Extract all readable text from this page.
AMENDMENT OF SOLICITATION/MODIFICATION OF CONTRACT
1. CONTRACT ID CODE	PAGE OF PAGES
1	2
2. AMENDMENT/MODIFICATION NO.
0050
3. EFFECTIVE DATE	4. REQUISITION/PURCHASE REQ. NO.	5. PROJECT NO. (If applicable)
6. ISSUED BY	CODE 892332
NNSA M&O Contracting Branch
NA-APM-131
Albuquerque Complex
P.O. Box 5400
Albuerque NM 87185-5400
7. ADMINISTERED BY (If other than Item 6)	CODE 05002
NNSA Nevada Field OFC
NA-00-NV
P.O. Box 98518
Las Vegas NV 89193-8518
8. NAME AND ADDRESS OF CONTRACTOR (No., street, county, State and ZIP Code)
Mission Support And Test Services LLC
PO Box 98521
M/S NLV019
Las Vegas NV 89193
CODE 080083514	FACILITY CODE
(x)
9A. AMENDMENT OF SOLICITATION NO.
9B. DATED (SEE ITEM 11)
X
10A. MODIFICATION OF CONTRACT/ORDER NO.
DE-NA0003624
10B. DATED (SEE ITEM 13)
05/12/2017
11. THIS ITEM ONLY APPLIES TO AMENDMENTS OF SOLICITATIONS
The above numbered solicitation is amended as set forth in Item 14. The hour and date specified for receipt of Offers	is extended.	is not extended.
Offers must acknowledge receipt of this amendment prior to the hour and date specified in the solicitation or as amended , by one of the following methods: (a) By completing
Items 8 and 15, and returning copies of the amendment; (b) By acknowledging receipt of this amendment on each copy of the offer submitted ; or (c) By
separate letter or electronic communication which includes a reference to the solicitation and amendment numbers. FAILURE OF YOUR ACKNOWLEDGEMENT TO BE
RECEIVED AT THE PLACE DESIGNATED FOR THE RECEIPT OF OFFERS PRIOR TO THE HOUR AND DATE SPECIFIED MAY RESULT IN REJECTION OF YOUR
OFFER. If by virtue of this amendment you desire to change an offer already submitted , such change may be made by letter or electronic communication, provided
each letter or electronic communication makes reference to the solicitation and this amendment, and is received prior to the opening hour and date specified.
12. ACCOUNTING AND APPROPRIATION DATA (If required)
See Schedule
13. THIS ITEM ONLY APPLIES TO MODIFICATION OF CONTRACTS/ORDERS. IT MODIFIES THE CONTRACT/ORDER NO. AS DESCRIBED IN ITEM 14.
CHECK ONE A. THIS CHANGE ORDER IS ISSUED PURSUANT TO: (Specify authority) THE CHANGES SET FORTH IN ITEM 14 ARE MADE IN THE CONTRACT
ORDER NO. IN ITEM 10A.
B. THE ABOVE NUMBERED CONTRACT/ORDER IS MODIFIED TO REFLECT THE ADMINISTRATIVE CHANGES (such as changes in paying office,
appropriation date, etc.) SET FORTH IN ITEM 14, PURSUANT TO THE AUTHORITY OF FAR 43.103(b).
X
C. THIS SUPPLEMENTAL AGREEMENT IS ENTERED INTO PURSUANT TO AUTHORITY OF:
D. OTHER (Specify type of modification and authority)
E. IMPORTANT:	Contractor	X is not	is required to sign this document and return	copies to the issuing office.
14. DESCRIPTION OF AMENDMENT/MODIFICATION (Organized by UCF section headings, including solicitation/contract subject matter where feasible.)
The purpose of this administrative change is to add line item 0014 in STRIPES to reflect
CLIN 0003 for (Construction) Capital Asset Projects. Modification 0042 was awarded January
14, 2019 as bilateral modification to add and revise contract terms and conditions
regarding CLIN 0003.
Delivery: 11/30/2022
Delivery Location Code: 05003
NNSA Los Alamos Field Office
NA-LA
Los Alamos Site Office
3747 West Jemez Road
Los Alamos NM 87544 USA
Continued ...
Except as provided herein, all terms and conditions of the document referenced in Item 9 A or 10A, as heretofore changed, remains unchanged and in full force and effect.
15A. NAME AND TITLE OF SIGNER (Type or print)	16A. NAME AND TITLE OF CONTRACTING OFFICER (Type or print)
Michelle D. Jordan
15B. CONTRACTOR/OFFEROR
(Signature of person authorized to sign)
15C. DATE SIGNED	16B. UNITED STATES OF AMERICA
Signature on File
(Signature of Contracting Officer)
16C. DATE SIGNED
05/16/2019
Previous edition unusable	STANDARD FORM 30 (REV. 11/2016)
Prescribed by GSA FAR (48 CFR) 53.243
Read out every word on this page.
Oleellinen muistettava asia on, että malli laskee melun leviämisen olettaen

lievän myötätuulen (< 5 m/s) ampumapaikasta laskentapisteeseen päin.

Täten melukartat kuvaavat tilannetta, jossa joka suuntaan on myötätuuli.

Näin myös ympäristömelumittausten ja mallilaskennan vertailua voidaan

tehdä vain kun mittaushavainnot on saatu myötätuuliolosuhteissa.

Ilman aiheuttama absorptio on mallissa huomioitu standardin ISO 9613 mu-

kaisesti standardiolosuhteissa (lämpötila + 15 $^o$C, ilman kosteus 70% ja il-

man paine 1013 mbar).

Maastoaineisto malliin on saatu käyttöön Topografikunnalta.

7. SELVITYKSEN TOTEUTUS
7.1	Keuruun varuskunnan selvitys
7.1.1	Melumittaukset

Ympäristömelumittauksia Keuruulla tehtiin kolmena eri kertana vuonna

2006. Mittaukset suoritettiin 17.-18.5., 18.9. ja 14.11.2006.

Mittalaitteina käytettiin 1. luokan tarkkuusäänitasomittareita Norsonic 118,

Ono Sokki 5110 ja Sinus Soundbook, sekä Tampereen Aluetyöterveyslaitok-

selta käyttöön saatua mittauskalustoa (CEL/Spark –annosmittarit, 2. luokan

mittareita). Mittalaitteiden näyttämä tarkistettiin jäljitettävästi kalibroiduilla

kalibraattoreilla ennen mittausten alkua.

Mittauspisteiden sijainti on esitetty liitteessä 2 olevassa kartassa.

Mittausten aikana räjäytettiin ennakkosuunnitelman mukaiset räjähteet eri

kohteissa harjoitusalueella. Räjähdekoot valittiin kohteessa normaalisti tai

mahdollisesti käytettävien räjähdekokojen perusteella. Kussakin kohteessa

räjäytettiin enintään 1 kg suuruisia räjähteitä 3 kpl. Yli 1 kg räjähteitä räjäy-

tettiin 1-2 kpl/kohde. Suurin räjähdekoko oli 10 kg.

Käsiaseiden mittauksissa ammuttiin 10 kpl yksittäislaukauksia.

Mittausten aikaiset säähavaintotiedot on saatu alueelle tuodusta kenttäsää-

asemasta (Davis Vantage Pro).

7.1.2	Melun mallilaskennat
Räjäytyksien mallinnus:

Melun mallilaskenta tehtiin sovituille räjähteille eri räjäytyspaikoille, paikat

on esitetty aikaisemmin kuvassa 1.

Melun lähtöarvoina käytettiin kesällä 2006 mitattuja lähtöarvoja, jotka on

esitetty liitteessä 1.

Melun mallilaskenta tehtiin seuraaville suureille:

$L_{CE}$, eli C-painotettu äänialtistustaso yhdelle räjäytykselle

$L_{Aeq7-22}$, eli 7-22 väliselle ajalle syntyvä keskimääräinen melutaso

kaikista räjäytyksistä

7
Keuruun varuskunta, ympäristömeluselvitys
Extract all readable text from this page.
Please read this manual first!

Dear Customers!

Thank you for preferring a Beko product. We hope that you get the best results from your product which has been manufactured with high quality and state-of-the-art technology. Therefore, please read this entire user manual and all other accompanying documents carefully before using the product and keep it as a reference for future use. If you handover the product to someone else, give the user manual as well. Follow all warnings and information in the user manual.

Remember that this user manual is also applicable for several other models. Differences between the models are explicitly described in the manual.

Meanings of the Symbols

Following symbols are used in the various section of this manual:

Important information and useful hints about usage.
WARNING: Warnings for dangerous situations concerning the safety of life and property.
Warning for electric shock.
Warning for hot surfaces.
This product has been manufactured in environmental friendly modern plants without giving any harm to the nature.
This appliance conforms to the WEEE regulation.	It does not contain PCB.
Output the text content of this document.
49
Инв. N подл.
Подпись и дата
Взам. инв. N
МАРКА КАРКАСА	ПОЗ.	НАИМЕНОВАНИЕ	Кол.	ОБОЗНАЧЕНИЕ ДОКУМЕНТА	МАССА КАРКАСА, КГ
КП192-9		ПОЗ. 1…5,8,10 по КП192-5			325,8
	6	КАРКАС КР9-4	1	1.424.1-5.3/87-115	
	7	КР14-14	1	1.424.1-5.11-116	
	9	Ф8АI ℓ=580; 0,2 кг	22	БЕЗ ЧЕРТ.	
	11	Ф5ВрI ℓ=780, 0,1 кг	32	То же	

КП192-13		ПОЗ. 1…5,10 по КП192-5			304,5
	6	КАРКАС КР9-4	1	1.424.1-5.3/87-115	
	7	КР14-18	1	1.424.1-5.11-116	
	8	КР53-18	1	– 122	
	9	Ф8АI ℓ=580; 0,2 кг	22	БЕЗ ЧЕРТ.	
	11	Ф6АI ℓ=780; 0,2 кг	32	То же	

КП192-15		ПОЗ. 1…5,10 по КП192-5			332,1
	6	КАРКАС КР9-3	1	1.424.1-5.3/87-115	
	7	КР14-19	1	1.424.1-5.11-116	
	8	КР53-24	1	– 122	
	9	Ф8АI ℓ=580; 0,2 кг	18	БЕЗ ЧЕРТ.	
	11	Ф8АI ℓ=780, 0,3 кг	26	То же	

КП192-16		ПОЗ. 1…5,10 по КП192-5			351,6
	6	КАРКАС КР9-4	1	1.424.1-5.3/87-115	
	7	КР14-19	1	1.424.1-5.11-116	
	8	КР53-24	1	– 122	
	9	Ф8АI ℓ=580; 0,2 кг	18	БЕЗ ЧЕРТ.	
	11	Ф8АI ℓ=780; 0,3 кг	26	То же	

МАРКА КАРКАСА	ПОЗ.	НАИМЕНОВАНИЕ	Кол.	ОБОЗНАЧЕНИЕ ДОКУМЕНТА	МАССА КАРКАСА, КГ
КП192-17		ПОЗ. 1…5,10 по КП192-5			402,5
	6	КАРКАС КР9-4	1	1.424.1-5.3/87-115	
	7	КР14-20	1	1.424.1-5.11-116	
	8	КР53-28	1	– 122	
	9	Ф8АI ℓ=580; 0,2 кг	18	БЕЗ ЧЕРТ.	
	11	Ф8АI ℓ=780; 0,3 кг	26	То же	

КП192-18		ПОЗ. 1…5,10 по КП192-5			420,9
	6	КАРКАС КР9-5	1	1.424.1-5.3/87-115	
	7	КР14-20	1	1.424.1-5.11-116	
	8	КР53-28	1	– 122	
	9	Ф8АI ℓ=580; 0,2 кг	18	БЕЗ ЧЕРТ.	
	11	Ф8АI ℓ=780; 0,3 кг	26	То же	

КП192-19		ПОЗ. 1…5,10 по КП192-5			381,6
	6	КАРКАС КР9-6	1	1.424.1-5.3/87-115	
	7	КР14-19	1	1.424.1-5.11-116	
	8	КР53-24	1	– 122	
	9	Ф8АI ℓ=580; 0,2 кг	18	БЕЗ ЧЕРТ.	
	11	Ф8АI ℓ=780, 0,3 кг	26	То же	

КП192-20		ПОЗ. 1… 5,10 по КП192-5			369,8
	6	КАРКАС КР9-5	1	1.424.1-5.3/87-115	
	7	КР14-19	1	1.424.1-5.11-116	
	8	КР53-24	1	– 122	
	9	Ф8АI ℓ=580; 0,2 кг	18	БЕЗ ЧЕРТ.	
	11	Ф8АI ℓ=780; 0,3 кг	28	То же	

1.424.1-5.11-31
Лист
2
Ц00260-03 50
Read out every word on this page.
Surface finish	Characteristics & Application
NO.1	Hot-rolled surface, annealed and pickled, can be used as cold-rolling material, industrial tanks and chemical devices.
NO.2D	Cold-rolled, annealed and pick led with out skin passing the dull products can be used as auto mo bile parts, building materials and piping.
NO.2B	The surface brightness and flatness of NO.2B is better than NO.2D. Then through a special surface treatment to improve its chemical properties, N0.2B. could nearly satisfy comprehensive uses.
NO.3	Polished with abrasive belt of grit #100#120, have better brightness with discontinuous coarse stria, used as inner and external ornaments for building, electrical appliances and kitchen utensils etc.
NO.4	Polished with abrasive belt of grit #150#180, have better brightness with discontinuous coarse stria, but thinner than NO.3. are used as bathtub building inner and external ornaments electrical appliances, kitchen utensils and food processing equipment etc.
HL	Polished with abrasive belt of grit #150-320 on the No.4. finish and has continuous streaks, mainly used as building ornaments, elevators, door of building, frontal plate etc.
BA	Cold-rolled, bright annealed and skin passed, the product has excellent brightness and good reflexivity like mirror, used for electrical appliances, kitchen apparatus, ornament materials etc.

___

Direction — Where does the word "Specify" appear in the listing? List each line that holds it.

Reply to the task —
CHECK ONE A. THIS CHANGE ORDER IS ISSUED PURSUANT TO: (Specify authority) THE CHANGES SET FORTH IN ITEM 14 ARE MADE IN THE CONTRACT
D. OTHER (Specify type of modification and authority)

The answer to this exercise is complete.